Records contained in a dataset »
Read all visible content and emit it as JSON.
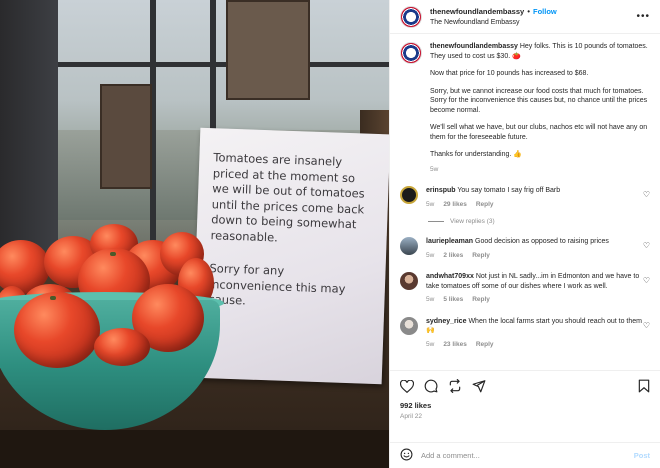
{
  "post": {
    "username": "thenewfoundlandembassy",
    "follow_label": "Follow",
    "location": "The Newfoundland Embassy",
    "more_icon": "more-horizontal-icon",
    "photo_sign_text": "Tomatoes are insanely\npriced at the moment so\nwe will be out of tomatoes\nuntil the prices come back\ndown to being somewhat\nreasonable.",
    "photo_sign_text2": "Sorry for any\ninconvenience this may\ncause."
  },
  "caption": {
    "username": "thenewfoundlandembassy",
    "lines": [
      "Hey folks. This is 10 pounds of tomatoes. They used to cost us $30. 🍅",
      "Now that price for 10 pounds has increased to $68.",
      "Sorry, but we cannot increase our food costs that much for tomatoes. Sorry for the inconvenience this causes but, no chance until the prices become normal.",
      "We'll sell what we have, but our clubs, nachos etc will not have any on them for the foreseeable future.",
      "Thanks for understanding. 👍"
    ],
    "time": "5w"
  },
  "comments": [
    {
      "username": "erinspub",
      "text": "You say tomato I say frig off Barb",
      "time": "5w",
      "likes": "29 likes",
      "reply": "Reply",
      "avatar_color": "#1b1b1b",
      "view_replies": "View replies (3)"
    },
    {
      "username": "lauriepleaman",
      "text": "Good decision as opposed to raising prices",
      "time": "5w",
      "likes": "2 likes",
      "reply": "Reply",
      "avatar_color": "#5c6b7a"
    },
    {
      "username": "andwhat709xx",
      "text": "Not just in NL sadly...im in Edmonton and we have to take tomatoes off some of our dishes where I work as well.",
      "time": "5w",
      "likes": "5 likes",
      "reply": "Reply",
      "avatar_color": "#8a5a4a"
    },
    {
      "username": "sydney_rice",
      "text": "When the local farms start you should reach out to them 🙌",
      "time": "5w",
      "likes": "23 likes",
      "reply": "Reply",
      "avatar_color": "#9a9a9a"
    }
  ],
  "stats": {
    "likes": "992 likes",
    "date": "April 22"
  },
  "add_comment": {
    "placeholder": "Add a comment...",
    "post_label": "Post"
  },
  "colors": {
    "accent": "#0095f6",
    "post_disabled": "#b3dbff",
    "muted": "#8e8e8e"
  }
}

CHALLENGE » Without including the pictures, return each record above exactly as it stands.

PROBLEM SOLUTION »
Read all visible content and emit it as JSON.
{
  "post": {
    "username": "thenewfoundlandembassy",
    "follow_label": "Follow",
    "location": "The Newfoundland Embassy",
    "more_icon": "more-horizontal-icon",
    "photo_sign_text": "Tomatoes are insanely\npriced at the moment so\nwe will be out of tomatoes\nuntil the prices come back\ndown to being somewhat\nreasonable.",
    "photo_sign_text2": "Sorry for any\ninconvenience this may\ncause."
  },
  "caption": {
    "username": "thenewfoundlandembassy",
    "lines": [
      "Hey folks. This is 10 pounds of tomatoes. They used to cost us $30. 🍅",
      "Now that price for 10 pounds has increased to $68.",
      "Sorry, but we cannot increase our food costs that much for tomatoes. Sorry for the inconvenience this causes but, no chance until the prices become normal.",
      "We'll sell what we have, but our clubs, nachos etc will not have any on them for the foreseeable future.",
      "Thanks for understanding. 👍"
    ],
    "time": "5w"
  },
  "comments": [
    {
      "username": "erinspub",
      "text": "You say tomato I say frig off Barb",
      "time": "5w",
      "likes": "29 likes",
      "reply": "Reply",
      "avatar_color": "#1b1b1b",
      "view_replies": "View replies (3)"
    },
    {
      "username": "lauriepleaman",
      "text": "Good decision as opposed to raising prices",
      "time": "5w",
      "likes": "2 likes",
      "reply": "Reply",
      "avatar_color": "#5c6b7a"
    },
    {
      "username": "andwhat709xx",
      "text": "Not just in NL sadly...im in Edmonton and we have to take tomatoes off some of our dishes where I work as well.",
      "time": "5w",
      "likes": "5 likes",
      "reply": "Reply",
      "avatar_color": "#8a5a4a"
    },
    {
      "username": "sydney_rice",
      "text": "When the local farms start you should reach out to them 🙌",
      "time": "5w",
      "likes": "23 likes",
      "reply": "Reply",
      "avatar_color": "#9a9a9a"
    }
  ],
  "stats": {
    "likes": "992 likes",
    "date": "April 22"
  },
  "add_comment": {
    "placeholder": "Add a comment...",
    "post_label": "Post"
  },
  "colors": {
    "accent": "#0095f6",
    "post_disabled": "#b3dbff",
    "muted": "#8e8e8e"
  }
}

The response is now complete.